» What to produce:
From the line that includes "Decode this image" to the last line of the records that follow, copy every line exactly and nothing more, omitting pictures.

[Start Records for the task]

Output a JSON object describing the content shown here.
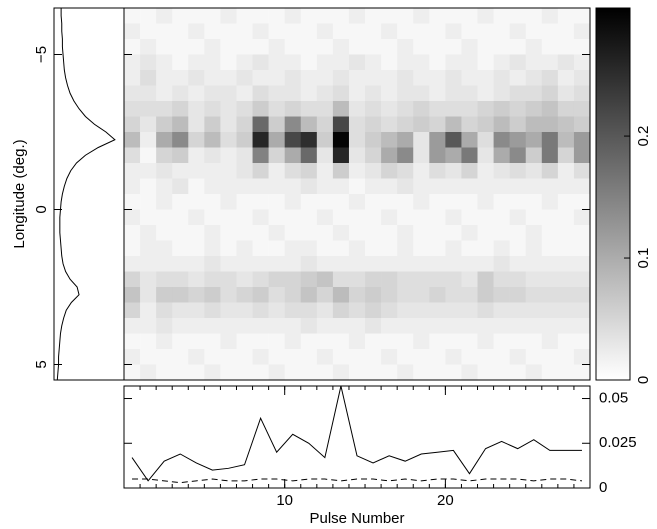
{
  "chart_data": [
    {
      "type": "heatmap",
      "ylabel": "Longitude (deg.)",
      "x_bins": [
        0,
        1,
        2,
        3,
        4,
        5,
        6,
        7,
        8,
        9,
        10,
        11,
        12,
        13,
        14,
        15,
        16,
        17,
        18,
        19,
        20,
        21,
        22,
        23,
        24,
        25,
        26,
        27,
        28,
        29
      ],
      "y_bins": [
        -6.5,
        -6,
        -5.5,
        -5,
        -4.5,
        -4,
        -3.5,
        -3,
        -2.5,
        -2,
        -1.5,
        -1,
        -0.5,
        0,
        0.5,
        1,
        1.5,
        2,
        2.5,
        3,
        3.5,
        4,
        4.5,
        5,
        5.5
      ],
      "xlim": [
        0,
        29
      ],
      "ylim": [
        -6.5,
        5.5
      ],
      "yticks": [
        {
          "value": -5,
          "label": "−5"
        },
        0,
        5
      ],
      "zlim": [
        0,
        0.305
      ],
      "zticks": [
        0,
        0.1,
        0.2
      ],
      "z": [
        [
          0.01,
          0.01,
          0.02,
          0.01,
          0.01,
          0.01,
          0.02,
          0.01,
          0.01,
          0.01,
          0.02,
          0.01,
          0.01,
          0.01,
          0.02,
          0.01,
          0.01,
          0.01,
          0.02,
          0.01,
          0.01,
          0.01,
          0.02,
          0.01,
          0.01,
          0.01,
          0.02,
          0.01,
          0.01
        ],
        [
          0.02,
          0.01,
          0.01,
          0.01,
          0.02,
          0.01,
          0.01,
          0.01,
          0.02,
          0.01,
          0.01,
          0.01,
          0.02,
          0.01,
          0.01,
          0.01,
          0.02,
          0.01,
          0.01,
          0.01,
          0.02,
          0.01,
          0.01,
          0.01,
          0.02,
          0.01,
          0.01,
          0.01,
          0.02
        ],
        [
          0.01,
          0.02,
          0.01,
          0.01,
          0.01,
          0.02,
          0.01,
          0.01,
          0.01,
          0.02,
          0.01,
          0.01,
          0.01,
          0.02,
          0.01,
          0.01,
          0.01,
          0.02,
          0.01,
          0.01,
          0.01,
          0.02,
          0.01,
          0.01,
          0.01,
          0.02,
          0.01,
          0.01,
          0.01
        ],
        [
          0.02,
          0.03,
          0.02,
          0.01,
          0.02,
          0.02,
          0.01,
          0.02,
          0.03,
          0.02,
          0.02,
          0.01,
          0.02,
          0.02,
          0.03,
          0.02,
          0.01,
          0.02,
          0.02,
          0.01,
          0.02,
          0.02,
          0.01,
          0.02,
          0.03,
          0.02,
          0.02,
          0.03,
          0.02
        ],
        [
          0.02,
          0.04,
          0.02,
          0.02,
          0.03,
          0.02,
          0.02,
          0.03,
          0.02,
          0.02,
          0.03,
          0.02,
          0.02,
          0.03,
          0.02,
          0.02,
          0.02,
          0.03,
          0.02,
          0.02,
          0.03,
          0.02,
          0.02,
          0.03,
          0.02,
          0.03,
          0.04,
          0.02,
          0.03
        ],
        [
          0.03,
          0.03,
          0.02,
          0.03,
          0.02,
          0.03,
          0.03,
          0.02,
          0.04,
          0.03,
          0.03,
          0.02,
          0.03,
          0.04,
          0.02,
          0.03,
          0.02,
          0.03,
          0.03,
          0.02,
          0.03,
          0.03,
          0.02,
          0.03,
          0.04,
          0.04,
          0.05,
          0.03,
          0.04
        ],
        [
          0.04,
          0.04,
          0.04,
          0.05,
          0.03,
          0.04,
          0.03,
          0.04,
          0.06,
          0.04,
          0.05,
          0.04,
          0.04,
          0.08,
          0.03,
          0.04,
          0.03,
          0.04,
          0.05,
          0.04,
          0.04,
          0.04,
          0.05,
          0.06,
          0.05,
          0.06,
          0.07,
          0.05,
          0.05
        ],
        [
          0.05,
          0.03,
          0.06,
          0.08,
          0.03,
          0.06,
          0.03,
          0.05,
          0.18,
          0.06,
          0.14,
          0.08,
          0.05,
          0.22,
          0.04,
          0.05,
          0.04,
          0.05,
          0.06,
          0.05,
          0.08,
          0.05,
          0.06,
          0.08,
          0.06,
          0.08,
          0.08,
          0.07,
          0.06
        ],
        [
          0.08,
          0.02,
          0.1,
          0.14,
          0.05,
          0.08,
          0.04,
          0.06,
          0.26,
          0.1,
          0.22,
          0.25,
          0.06,
          0.3,
          0.04,
          0.06,
          0.08,
          0.1,
          0.03,
          0.12,
          0.2,
          0.1,
          0.04,
          0.14,
          0.12,
          0.1,
          0.16,
          0.08,
          0.12
        ],
        [
          0.04,
          0.01,
          0.05,
          0.06,
          0.02,
          0.03,
          0.02,
          0.03,
          0.15,
          0.05,
          0.1,
          0.18,
          0.03,
          0.26,
          0.03,
          0.05,
          0.1,
          0.14,
          0.03,
          0.12,
          0.1,
          0.16,
          0.03,
          0.1,
          0.14,
          0.06,
          0.16,
          0.05,
          0.12
        ],
        [
          0.02,
          0.02,
          0.03,
          0.02,
          0.02,
          0.02,
          0.02,
          0.03,
          0.05,
          0.02,
          0.04,
          0.05,
          0.02,
          0.06,
          0.02,
          0.03,
          0.05,
          0.04,
          0.02,
          0.04,
          0.03,
          0.05,
          0.02,
          0.03,
          0.04,
          0.03,
          0.05,
          0.02,
          0.04
        ],
        [
          0.02,
          0.01,
          0.02,
          0.03,
          0.01,
          0.02,
          0.02,
          0.02,
          0.02,
          0.02,
          0.02,
          0.03,
          0.02,
          0.02,
          0.01,
          0.02,
          0.02,
          0.03,
          0.02,
          0.02,
          0.02,
          0.02,
          0.02,
          0.02,
          0.02,
          0.02,
          0.02,
          0.02,
          0.02
        ],
        [
          0.01,
          0.01,
          0.02,
          0.01,
          0.01,
          0.01,
          0.02,
          0.01,
          0.01,
          0.01,
          0.02,
          0.01,
          0.01,
          0.01,
          0.02,
          0.01,
          0.01,
          0.01,
          0.02,
          0.01,
          0.01,
          0.01,
          0.02,
          0.01,
          0.01,
          0.01,
          0.02,
          0.01,
          0.01
        ],
        [
          0.02,
          0.01,
          0.01,
          0.01,
          0.02,
          0.01,
          0.01,
          0.01,
          0.02,
          0.01,
          0.01,
          0.01,
          0.02,
          0.01,
          0.01,
          0.01,
          0.02,
          0.01,
          0.01,
          0.01,
          0.02,
          0.01,
          0.01,
          0.01,
          0.02,
          0.01,
          0.01,
          0.01,
          0.02
        ],
        [
          0.01,
          0.02,
          0.01,
          0.01,
          0.01,
          0.02,
          0.01,
          0.01,
          0.01,
          0.02,
          0.01,
          0.01,
          0.01,
          0.02,
          0.01,
          0.01,
          0.01,
          0.02,
          0.01,
          0.01,
          0.01,
          0.02,
          0.01,
          0.01,
          0.01,
          0.02,
          0.01,
          0.01,
          0.01
        ],
        [
          0.01,
          0.02,
          0.02,
          0.01,
          0.01,
          0.02,
          0.01,
          0.02,
          0.01,
          0.01,
          0.02,
          0.02,
          0.01,
          0.01,
          0.02,
          0.01,
          0.01,
          0.02,
          0.01,
          0.01,
          0.02,
          0.01,
          0.01,
          0.02,
          0.01,
          0.02,
          0.01,
          0.01,
          0.01
        ],
        [
          0.02,
          0.02,
          0.02,
          0.02,
          0.02,
          0.03,
          0.02,
          0.02,
          0.02,
          0.02,
          0.02,
          0.03,
          0.02,
          0.02,
          0.02,
          0.02,
          0.02,
          0.02,
          0.02,
          0.02,
          0.02,
          0.02,
          0.02,
          0.03,
          0.02,
          0.02,
          0.02,
          0.02,
          0.02
        ],
        [
          0.05,
          0.03,
          0.04,
          0.04,
          0.03,
          0.04,
          0.04,
          0.03,
          0.04,
          0.05,
          0.05,
          0.06,
          0.07,
          0.04,
          0.04,
          0.05,
          0.05,
          0.04,
          0.04,
          0.04,
          0.04,
          0.03,
          0.06,
          0.04,
          0.04,
          0.03,
          0.03,
          0.03,
          0.03
        ],
        [
          0.07,
          0.03,
          0.06,
          0.06,
          0.05,
          0.06,
          0.04,
          0.05,
          0.06,
          0.04,
          0.05,
          0.07,
          0.05,
          0.08,
          0.05,
          0.06,
          0.05,
          0.04,
          0.04,
          0.05,
          0.04,
          0.04,
          0.06,
          0.05,
          0.05,
          0.04,
          0.04,
          0.04,
          0.04
        ],
        [
          0.05,
          0.02,
          0.04,
          0.03,
          0.03,
          0.04,
          0.03,
          0.03,
          0.04,
          0.03,
          0.04,
          0.04,
          0.03,
          0.05,
          0.04,
          0.05,
          0.04,
          0.03,
          0.03,
          0.03,
          0.03,
          0.03,
          0.04,
          0.03,
          0.03,
          0.03,
          0.03,
          0.03,
          0.03
        ],
        [
          0.02,
          0.02,
          0.03,
          0.02,
          0.02,
          0.02,
          0.02,
          0.02,
          0.02,
          0.02,
          0.02,
          0.03,
          0.02,
          0.02,
          0.02,
          0.03,
          0.02,
          0.02,
          0.02,
          0.02,
          0.02,
          0.02,
          0.02,
          0.02,
          0.02,
          0.02,
          0.02,
          0.02,
          0.02
        ],
        [
          0.01,
          0.01,
          0.02,
          0.01,
          0.01,
          0.01,
          0.02,
          0.01,
          0.01,
          0.01,
          0.02,
          0.01,
          0.01,
          0.01,
          0.02,
          0.01,
          0.01,
          0.01,
          0.02,
          0.01,
          0.01,
          0.01,
          0.02,
          0.01,
          0.01,
          0.01,
          0.02,
          0.01,
          0.01
        ],
        [
          0.02,
          0.01,
          0.01,
          0.01,
          0.02,
          0.01,
          0.01,
          0.01,
          0.02,
          0.01,
          0.01,
          0.01,
          0.02,
          0.01,
          0.01,
          0.01,
          0.02,
          0.01,
          0.01,
          0.01,
          0.02,
          0.01,
          0.01,
          0.01,
          0.02,
          0.01,
          0.01,
          0.01,
          0.02
        ],
        [
          0.01,
          0.02,
          0.01,
          0.01,
          0.01,
          0.02,
          0.01,
          0.01,
          0.01,
          0.02,
          0.01,
          0.01,
          0.01,
          0.02,
          0.01,
          0.01,
          0.01,
          0.02,
          0.01,
          0.01,
          0.01,
          0.02,
          0.01,
          0.01,
          0.01,
          0.02,
          0.01,
          0.01,
          0.01
        ]
      ]
    },
    {
      "type": "profile",
      "color": "#000000",
      "xlim": [
        0,
        1
      ],
      "y": [
        -6.5,
        -6.25,
        -6,
        -5.75,
        -5.5,
        -5.25,
        -5,
        -4.75,
        -4.5,
        -4.25,
        -4,
        -3.75,
        -3.5,
        -3.25,
        -3,
        -2.75,
        -2.5,
        -2.25,
        -2,
        -1.75,
        -1.5,
        -1.25,
        -1,
        -0.75,
        -0.5,
        -0.25,
        0,
        0.25,
        0.5,
        0.75,
        1,
        1.25,
        1.5,
        1.75,
        2,
        2.25,
        2.5,
        2.75,
        3,
        3.25,
        3.5,
        3.75,
        4,
        4.25,
        4.5,
        4.75,
        5,
        5.25,
        5.5
      ],
      "values": [
        0.08,
        0.08,
        0.09,
        0.09,
        0.1,
        0.1,
        0.11,
        0.12,
        0.13,
        0.15,
        0.18,
        0.22,
        0.28,
        0.36,
        0.46,
        0.6,
        0.78,
        0.92,
        0.66,
        0.46,
        0.32,
        0.23,
        0.17,
        0.13,
        0.1,
        0.08,
        0.07,
        0.06,
        0.06,
        0.06,
        0.07,
        0.08,
        0.09,
        0.11,
        0.15,
        0.22,
        0.33,
        0.36,
        0.24,
        0.16,
        0.12,
        0.09,
        0.07,
        0.06,
        0.05,
        0.04,
        0.04,
        0.03,
        0.02
      ]
    },
    {
      "type": "line",
      "xlabel": "Pulse Number",
      "x": [
        0.5,
        1.5,
        2.5,
        3.5,
        4.5,
        5.5,
        6.5,
        7.5,
        8.5,
        9.5,
        10.5,
        11.5,
        12.5,
        13.5,
        14.5,
        15.5,
        16.5,
        17.5,
        18.5,
        19.5,
        20.5,
        21.5,
        22.5,
        23.5,
        24.5,
        25.5,
        26.5,
        27.5,
        28.5
      ],
      "xlim": [
        0,
        29
      ],
      "xticks": [
        10,
        20
      ],
      "ylim": [
        0,
        0.057
      ],
      "yticks": [
        0,
        0.025,
        0.05
      ],
      "series": [
        {
          "color": "#000000",
          "dash": "solid",
          "values": [
            0.017,
            0.004,
            0.015,
            0.019,
            0.014,
            0.01,
            0.011,
            0.013,
            0.039,
            0.02,
            0.03,
            0.025,
            0.017,
            0.057,
            0.018,
            0.014,
            0.018,
            0.015,
            0.019,
            0.02,
            0.021,
            0.008,
            0.022,
            0.026,
            0.022,
            0.027,
            0.021,
            0.021,
            0.021
          ]
        },
        {
          "color": "#000000",
          "dash": "dashed",
          "values": [
            0.005,
            0.005,
            0.004,
            0.003,
            0.004,
            0.005,
            0.004,
            0.004,
            0.005,
            0.005,
            0.004,
            0.005,
            0.005,
            0.004,
            0.005,
            0.005,
            0.004,
            0.005,
            0.004,
            0.005,
            0.005,
            0.004,
            0.005,
            0.005,
            0.005,
            0.004,
            0.005,
            0.005,
            0.004
          ]
        }
      ]
    }
  ]
}
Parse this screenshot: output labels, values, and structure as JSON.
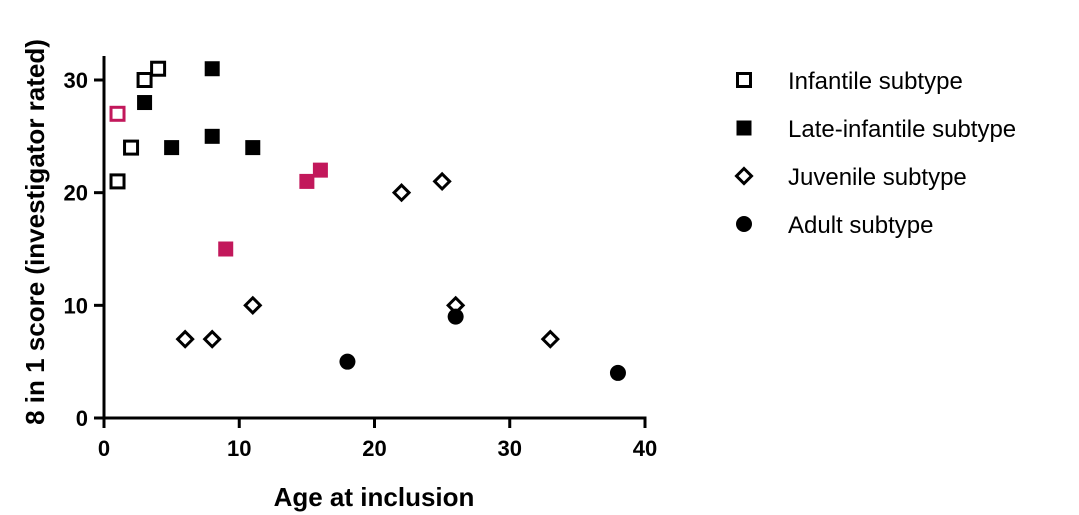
{
  "chart_data": {
    "type": "scatter",
    "xlabel": "Age at inclusion",
    "ylabel": "8 in 1 score (investigator rated)",
    "xlim": [
      0,
      40
    ],
    "ylim": [
      0,
      30
    ],
    "x_ticks": [
      0,
      10,
      20,
      30,
      40
    ],
    "y_ticks": [
      0,
      10,
      20,
      30
    ],
    "grid": false,
    "legend_position": "right",
    "highlight_color": "#c2185b",
    "series": [
      {
        "name": "Infantile subtype",
        "marker": "open-square",
        "color": "#000000",
        "points": [
          {
            "x": 1,
            "y": 21
          },
          {
            "x": 1,
            "y": 27,
            "highlight": true
          },
          {
            "x": 2,
            "y": 24
          },
          {
            "x": 3,
            "y": 30
          },
          {
            "x": 4,
            "y": 31
          }
        ]
      },
      {
        "name": "Late-infantile subtype",
        "marker": "filled-square",
        "color": "#000000",
        "points": [
          {
            "x": 3,
            "y": 28
          },
          {
            "x": 5,
            "y": 24
          },
          {
            "x": 8,
            "y": 31
          },
          {
            "x": 8,
            "y": 25
          },
          {
            "x": 11,
            "y": 24
          },
          {
            "x": 9,
            "y": 15,
            "highlight": true
          },
          {
            "x": 15,
            "y": 21,
            "highlight": true
          },
          {
            "x": 16,
            "y": 22,
            "highlight": true
          }
        ]
      },
      {
        "name": "Juvenile subtype",
        "marker": "open-diamond",
        "color": "#000000",
        "points": [
          {
            "x": 6,
            "y": 7
          },
          {
            "x": 8,
            "y": 7
          },
          {
            "x": 11,
            "y": 10
          },
          {
            "x": 22,
            "y": 20
          },
          {
            "x": 25,
            "y": 21
          },
          {
            "x": 26,
            "y": 10
          },
          {
            "x": 33,
            "y": 7
          }
        ]
      },
      {
        "name": "Adult subtype",
        "marker": "filled-circle",
        "color": "#000000",
        "points": [
          {
            "x": 18,
            "y": 5
          },
          {
            "x": 26,
            "y": 9
          },
          {
            "x": 38,
            "y": 4
          }
        ]
      }
    ]
  }
}
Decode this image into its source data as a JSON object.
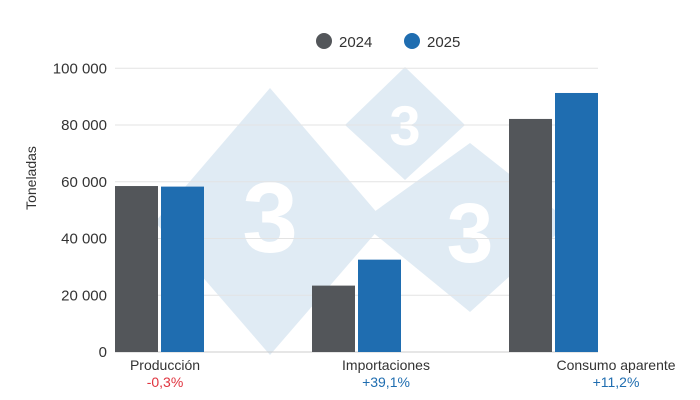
{
  "chart_data": {
    "type": "bar",
    "title": "",
    "xlabel": "",
    "ylabel": "Toneladas",
    "ylim": [
      0,
      100000
    ],
    "yticks": [
      0,
      20000,
      40000,
      60000,
      80000,
      100000
    ],
    "ytick_labels": [
      "0",
      "20 000",
      "40 000",
      "60 000",
      "80 000",
      "100 000"
    ],
    "grid": true,
    "legend_position": "top",
    "categories": [
      "Producción",
      "Importaciones",
      "Consumo aparente"
    ],
    "changes": [
      "-0,3%",
      "+39,1%",
      "+11,2%"
    ],
    "change_colors": [
      "#e0343f",
      "#1f6db0",
      "#1f6db0"
    ],
    "series": [
      {
        "name": "2024",
        "color": "#53565a",
        "values": [
          58500,
          23400,
          82150
        ]
      },
      {
        "name": "2025",
        "color": "#1f6db0",
        "values": [
          58300,
          32550,
          91300
        ]
      }
    ]
  }
}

[End Records for the task]

» Exercise solution:
Decode this image into its source data as a JSON object.
{
  "chart_data": {
    "type": "bar",
    "title": "",
    "xlabel": "",
    "ylabel": "Toneladas",
    "ylim": [
      0,
      100000
    ],
    "yticks": [
      0,
      20000,
      40000,
      60000,
      80000,
      100000
    ],
    "ytick_labels": [
      "0",
      "20 000",
      "40 000",
      "60 000",
      "80 000",
      "100 000"
    ],
    "grid": true,
    "legend_position": "top",
    "categories": [
      "Producción",
      "Importaciones",
      "Consumo aparente"
    ],
    "changes": [
      "-0,3%",
      "+39,1%",
      "+11,2%"
    ],
    "change_colors": [
      "#e0343f",
      "#1f6db0",
      "#1f6db0"
    ],
    "series": [
      {
        "name": "2024",
        "color": "#53565a",
        "values": [
          58500,
          23400,
          82150
        ]
      },
      {
        "name": "2025",
        "color": "#1f6db0",
        "values": [
          58300,
          32550,
          91300
        ]
      }
    ]
  }
}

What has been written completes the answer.